Among the entries that follow, find every line with the word "Ground" and list it.
═════ Record excerpts ═════
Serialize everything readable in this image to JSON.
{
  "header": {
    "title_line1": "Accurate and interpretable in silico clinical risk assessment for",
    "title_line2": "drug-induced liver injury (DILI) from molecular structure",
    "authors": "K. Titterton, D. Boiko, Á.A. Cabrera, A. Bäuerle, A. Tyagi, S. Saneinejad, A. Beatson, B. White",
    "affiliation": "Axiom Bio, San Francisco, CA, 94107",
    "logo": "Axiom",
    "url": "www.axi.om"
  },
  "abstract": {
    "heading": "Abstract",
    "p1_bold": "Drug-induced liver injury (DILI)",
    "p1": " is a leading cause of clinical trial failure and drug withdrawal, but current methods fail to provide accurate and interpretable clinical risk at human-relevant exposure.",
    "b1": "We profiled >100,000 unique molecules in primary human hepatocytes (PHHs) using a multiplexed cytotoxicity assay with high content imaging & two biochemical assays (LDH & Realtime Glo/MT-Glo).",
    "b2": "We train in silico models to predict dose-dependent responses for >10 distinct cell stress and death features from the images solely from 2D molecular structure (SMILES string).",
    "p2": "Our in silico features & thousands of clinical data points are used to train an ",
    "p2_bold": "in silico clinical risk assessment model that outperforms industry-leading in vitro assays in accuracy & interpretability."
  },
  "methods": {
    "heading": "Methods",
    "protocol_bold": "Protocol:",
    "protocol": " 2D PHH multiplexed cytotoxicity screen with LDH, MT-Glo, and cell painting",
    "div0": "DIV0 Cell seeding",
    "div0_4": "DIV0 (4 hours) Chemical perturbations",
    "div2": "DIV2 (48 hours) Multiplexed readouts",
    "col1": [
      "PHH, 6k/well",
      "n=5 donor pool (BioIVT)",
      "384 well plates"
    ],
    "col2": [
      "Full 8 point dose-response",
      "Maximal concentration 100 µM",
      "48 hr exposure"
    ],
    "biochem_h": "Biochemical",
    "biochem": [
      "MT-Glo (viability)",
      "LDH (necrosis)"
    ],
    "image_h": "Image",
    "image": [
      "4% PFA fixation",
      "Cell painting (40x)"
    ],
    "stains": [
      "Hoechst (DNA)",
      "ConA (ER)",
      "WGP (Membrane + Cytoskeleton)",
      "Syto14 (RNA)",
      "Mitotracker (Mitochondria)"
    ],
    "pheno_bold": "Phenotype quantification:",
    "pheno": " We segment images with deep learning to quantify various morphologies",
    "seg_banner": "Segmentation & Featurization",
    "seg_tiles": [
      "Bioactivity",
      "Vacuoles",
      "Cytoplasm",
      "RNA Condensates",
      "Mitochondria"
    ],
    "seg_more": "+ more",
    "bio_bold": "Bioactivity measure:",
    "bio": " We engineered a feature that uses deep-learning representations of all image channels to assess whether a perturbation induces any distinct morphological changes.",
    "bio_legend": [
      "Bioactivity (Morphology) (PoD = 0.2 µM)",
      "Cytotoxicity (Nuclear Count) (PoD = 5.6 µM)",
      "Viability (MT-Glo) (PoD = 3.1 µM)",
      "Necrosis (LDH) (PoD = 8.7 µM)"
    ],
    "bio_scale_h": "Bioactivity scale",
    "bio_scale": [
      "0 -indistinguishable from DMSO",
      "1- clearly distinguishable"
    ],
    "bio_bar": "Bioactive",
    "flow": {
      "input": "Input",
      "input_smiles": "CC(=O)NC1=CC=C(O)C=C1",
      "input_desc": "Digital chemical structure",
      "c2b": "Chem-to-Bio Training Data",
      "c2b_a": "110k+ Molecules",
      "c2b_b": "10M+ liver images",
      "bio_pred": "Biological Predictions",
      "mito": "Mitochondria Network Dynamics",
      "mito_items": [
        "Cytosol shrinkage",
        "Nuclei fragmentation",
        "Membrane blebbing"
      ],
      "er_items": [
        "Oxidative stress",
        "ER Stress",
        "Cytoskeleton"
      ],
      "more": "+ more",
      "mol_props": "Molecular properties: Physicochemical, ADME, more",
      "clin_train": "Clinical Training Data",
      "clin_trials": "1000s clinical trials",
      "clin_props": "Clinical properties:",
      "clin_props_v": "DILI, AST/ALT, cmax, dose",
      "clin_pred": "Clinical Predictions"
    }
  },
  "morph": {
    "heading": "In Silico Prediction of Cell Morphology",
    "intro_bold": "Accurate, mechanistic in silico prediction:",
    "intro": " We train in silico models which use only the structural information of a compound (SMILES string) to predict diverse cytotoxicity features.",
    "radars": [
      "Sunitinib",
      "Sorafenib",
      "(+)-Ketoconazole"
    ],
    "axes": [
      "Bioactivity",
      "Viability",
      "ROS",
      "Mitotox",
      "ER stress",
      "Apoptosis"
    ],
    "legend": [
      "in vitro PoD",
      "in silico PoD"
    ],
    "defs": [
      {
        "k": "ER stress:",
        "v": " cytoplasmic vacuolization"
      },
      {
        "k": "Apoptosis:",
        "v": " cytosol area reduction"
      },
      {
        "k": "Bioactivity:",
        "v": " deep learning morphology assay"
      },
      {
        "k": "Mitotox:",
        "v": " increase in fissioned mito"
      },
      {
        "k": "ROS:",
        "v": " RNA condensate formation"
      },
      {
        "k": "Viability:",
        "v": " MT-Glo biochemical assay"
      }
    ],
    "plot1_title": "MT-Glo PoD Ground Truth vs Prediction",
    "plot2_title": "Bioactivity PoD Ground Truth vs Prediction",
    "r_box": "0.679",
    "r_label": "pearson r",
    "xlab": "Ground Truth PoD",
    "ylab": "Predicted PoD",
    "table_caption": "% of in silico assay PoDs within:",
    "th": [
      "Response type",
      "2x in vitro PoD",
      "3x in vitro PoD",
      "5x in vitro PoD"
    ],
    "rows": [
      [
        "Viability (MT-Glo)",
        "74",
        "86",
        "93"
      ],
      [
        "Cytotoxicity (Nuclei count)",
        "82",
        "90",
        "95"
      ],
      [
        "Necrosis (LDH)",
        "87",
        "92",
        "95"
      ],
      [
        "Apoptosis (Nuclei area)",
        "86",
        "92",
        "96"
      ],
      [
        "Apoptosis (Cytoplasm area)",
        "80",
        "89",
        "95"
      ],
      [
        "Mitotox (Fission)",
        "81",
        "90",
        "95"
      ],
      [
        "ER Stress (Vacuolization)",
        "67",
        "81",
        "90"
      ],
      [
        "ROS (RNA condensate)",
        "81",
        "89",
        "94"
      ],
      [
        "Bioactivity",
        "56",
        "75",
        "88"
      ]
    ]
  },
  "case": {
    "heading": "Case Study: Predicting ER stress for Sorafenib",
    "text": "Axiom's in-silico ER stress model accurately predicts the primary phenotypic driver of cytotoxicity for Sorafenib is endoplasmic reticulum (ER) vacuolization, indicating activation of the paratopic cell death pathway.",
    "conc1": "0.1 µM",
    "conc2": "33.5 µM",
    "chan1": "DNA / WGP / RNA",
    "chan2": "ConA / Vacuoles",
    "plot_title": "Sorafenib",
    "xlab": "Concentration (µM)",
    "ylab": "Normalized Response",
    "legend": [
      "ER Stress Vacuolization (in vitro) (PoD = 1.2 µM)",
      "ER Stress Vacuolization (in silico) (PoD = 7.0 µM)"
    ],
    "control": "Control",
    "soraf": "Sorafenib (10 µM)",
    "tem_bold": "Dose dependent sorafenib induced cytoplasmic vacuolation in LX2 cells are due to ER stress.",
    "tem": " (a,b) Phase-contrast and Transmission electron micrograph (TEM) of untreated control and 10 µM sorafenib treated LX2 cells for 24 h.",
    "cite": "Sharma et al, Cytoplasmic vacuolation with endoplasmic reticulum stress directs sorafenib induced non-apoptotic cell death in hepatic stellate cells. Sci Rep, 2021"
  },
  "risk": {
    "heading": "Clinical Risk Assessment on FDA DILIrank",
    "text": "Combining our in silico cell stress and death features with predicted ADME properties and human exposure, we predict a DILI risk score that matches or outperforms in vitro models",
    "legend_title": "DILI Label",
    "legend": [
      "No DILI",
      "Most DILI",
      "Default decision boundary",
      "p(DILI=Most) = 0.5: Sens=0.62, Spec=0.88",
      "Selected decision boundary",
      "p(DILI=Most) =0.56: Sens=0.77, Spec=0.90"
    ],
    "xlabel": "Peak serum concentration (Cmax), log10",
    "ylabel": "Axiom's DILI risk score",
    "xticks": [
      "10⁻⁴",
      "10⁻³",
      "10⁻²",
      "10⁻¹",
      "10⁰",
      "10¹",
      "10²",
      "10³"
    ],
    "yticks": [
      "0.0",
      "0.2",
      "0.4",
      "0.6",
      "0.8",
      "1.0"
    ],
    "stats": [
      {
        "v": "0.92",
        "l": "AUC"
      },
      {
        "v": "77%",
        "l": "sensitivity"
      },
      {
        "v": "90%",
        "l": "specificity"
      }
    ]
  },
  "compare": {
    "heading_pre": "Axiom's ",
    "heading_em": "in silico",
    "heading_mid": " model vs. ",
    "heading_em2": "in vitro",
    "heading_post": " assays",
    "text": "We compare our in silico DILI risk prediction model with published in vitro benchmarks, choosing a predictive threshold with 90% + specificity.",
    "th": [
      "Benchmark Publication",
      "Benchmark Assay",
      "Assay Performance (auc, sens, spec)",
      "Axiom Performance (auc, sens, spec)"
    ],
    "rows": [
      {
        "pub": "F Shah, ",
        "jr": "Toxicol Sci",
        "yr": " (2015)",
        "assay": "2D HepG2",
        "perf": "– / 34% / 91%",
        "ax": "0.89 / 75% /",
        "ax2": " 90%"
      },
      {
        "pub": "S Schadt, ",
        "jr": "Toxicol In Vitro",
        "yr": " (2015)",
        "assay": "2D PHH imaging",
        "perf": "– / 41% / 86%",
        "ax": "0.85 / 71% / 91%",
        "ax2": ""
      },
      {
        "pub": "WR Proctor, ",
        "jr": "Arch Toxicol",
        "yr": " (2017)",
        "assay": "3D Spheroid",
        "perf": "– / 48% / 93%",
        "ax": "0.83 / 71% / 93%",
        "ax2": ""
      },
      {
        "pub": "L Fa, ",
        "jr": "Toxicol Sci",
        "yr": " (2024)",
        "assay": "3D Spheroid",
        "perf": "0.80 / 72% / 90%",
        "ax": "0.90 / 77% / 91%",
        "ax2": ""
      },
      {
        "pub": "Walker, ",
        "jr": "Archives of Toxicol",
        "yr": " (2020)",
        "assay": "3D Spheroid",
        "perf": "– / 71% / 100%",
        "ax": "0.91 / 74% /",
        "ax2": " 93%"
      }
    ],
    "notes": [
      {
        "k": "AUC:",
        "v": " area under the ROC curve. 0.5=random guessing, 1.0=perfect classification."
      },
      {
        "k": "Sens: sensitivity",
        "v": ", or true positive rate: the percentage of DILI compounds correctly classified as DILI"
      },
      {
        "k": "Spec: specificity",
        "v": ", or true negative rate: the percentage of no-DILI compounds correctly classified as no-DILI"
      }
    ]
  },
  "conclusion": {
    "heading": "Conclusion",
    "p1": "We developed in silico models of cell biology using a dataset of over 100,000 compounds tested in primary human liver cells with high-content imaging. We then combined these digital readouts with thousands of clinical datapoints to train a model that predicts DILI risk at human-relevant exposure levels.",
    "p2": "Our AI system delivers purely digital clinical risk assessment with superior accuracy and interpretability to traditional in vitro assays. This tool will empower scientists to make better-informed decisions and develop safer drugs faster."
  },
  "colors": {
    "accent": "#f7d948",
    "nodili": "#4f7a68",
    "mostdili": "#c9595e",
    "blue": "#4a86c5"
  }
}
═════
═════ Record excerpts ═════
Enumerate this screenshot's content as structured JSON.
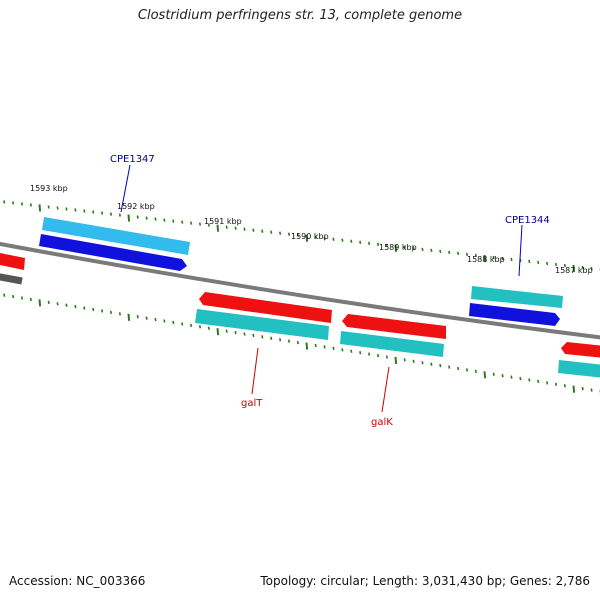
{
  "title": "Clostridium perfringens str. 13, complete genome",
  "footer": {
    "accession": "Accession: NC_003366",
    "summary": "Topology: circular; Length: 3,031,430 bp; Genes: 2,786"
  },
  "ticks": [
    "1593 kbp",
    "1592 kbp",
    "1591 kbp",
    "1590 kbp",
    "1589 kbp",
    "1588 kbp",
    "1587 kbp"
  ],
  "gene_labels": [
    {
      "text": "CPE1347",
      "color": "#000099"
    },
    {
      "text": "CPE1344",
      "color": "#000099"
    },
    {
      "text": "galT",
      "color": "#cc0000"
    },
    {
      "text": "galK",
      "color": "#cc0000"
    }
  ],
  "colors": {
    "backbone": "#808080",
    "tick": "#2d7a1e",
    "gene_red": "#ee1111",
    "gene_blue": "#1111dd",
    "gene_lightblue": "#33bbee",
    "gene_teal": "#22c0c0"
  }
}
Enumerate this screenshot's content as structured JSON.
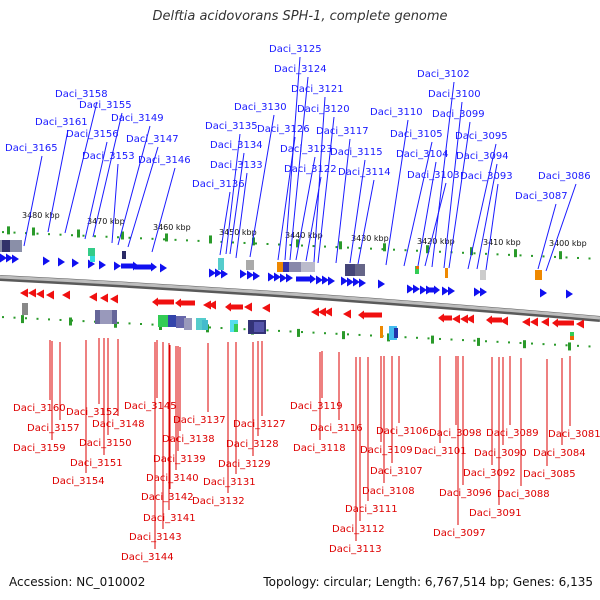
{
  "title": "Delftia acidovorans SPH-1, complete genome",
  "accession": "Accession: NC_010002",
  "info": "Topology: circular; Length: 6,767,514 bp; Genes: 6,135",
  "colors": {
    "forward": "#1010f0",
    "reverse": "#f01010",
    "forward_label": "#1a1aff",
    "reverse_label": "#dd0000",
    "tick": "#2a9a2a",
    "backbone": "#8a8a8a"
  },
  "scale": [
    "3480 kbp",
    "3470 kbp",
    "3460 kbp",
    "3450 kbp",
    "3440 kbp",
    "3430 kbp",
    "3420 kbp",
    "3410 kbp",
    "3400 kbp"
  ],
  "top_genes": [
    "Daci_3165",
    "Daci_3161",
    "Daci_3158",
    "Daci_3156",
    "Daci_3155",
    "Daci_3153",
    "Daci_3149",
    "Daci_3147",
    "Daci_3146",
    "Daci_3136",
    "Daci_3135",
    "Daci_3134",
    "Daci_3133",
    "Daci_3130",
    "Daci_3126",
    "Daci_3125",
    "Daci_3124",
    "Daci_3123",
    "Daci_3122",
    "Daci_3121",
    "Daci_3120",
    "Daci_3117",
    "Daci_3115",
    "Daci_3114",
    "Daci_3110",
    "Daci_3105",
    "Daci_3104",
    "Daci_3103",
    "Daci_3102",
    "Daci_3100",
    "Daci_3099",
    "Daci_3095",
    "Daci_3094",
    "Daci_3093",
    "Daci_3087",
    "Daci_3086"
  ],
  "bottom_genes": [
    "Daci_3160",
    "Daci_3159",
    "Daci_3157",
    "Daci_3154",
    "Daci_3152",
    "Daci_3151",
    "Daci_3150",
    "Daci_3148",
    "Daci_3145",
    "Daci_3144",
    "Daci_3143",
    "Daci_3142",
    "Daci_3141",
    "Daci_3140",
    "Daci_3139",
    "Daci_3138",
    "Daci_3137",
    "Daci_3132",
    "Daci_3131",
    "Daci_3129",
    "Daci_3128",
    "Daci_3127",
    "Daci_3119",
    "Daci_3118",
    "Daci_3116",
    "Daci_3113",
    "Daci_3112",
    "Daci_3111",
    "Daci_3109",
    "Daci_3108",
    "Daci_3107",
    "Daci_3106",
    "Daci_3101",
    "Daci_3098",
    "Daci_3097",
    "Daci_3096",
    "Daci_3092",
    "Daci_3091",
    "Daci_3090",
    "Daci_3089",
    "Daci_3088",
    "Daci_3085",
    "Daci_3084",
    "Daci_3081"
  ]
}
═════
═════ Record excerpts ═════
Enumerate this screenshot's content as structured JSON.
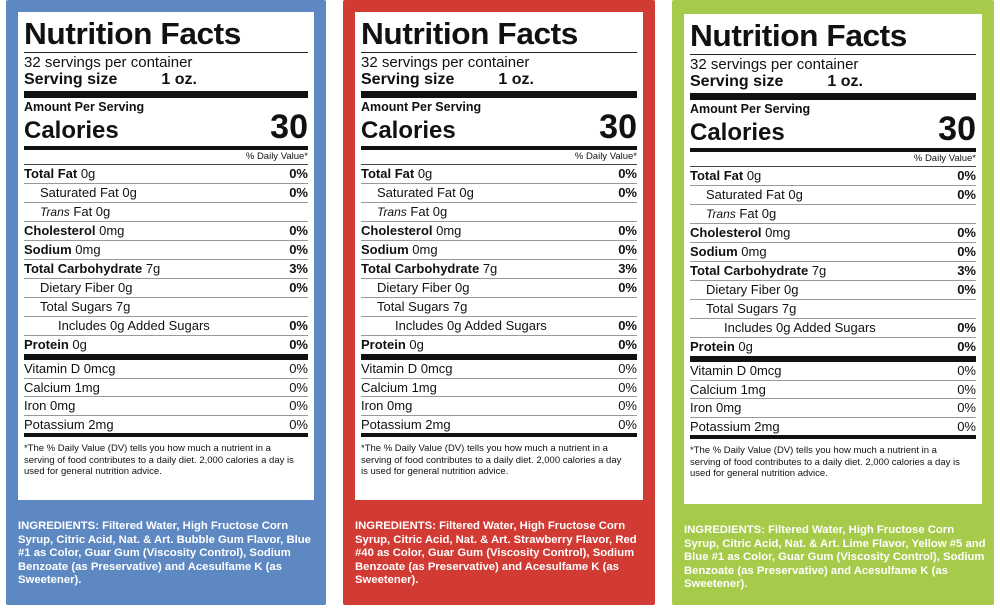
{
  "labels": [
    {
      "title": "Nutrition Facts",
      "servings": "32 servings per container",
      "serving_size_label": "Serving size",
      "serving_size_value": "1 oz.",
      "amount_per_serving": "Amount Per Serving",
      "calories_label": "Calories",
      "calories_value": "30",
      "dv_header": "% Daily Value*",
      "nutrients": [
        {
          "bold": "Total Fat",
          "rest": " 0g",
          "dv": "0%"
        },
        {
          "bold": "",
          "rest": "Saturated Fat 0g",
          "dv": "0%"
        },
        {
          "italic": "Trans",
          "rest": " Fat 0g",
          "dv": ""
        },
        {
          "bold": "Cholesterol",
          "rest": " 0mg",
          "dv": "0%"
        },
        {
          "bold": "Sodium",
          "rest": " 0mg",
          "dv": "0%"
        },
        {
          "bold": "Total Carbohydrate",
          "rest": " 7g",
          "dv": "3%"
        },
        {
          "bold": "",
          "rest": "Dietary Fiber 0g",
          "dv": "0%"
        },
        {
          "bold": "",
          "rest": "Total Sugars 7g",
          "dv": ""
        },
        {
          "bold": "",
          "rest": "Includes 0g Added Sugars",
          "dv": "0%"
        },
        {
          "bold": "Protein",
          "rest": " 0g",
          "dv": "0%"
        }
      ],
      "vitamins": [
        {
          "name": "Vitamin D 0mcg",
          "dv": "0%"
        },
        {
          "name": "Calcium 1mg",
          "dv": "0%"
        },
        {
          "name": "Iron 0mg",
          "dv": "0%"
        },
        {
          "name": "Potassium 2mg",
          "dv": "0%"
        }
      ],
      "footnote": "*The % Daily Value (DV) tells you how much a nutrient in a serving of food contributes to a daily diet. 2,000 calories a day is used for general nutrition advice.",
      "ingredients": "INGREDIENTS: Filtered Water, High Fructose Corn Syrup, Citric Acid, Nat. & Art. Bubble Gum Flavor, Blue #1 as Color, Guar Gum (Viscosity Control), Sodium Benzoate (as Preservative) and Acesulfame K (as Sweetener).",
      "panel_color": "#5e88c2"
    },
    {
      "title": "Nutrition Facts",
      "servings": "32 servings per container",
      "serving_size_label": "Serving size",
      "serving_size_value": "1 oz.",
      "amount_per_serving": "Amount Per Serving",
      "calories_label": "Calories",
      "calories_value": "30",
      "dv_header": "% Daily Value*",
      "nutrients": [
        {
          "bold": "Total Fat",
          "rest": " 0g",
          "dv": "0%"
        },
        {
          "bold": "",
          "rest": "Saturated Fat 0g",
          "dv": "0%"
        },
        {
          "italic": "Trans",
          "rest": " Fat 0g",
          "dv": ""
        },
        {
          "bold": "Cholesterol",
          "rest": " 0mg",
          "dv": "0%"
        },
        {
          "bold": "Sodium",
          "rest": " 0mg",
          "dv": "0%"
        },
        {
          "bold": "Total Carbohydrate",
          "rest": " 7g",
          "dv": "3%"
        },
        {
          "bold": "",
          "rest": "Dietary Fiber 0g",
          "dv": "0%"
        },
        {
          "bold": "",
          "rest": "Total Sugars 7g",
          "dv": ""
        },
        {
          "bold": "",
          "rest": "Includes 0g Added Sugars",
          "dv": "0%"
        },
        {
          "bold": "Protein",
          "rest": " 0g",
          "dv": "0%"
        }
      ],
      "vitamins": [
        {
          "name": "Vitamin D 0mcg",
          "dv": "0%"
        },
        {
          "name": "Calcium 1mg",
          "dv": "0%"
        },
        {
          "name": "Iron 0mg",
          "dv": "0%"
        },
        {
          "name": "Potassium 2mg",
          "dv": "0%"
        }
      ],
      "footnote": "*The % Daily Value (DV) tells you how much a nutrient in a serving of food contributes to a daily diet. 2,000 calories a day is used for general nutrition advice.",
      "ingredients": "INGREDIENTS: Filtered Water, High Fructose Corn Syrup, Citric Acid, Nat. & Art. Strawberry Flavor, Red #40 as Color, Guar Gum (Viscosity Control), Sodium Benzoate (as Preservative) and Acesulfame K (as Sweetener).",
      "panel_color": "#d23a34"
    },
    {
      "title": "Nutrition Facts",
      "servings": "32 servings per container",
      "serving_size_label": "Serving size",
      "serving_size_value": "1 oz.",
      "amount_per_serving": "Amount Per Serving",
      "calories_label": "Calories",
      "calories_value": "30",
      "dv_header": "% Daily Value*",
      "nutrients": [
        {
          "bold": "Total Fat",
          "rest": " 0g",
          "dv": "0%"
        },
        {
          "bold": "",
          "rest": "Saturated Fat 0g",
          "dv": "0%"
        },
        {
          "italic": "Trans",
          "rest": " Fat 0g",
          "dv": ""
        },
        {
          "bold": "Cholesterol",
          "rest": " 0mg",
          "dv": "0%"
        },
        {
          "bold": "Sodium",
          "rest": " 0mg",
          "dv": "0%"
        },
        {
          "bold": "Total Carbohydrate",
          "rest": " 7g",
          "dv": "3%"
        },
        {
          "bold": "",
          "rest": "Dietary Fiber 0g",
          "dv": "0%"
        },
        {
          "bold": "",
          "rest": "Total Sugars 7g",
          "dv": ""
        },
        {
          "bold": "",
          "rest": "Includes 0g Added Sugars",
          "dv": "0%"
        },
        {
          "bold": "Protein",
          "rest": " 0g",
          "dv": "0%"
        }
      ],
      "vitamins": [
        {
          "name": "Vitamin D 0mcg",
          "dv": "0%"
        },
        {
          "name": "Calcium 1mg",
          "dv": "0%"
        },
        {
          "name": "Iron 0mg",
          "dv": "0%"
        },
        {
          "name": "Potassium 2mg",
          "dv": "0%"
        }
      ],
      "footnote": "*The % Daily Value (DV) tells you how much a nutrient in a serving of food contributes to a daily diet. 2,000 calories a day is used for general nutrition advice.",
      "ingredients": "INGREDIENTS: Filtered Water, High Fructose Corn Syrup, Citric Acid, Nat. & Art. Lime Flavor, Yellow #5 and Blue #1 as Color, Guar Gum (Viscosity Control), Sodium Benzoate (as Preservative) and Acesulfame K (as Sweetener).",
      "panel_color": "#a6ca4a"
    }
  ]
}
═════
**Written response**
    "plot1_title": "MT-Glo PoD Ground Truth vs Prediction",
    "plot2_title": "Bioactivity PoD Ground Truth vs Prediction",
    "xlab": "Ground Truth PoD",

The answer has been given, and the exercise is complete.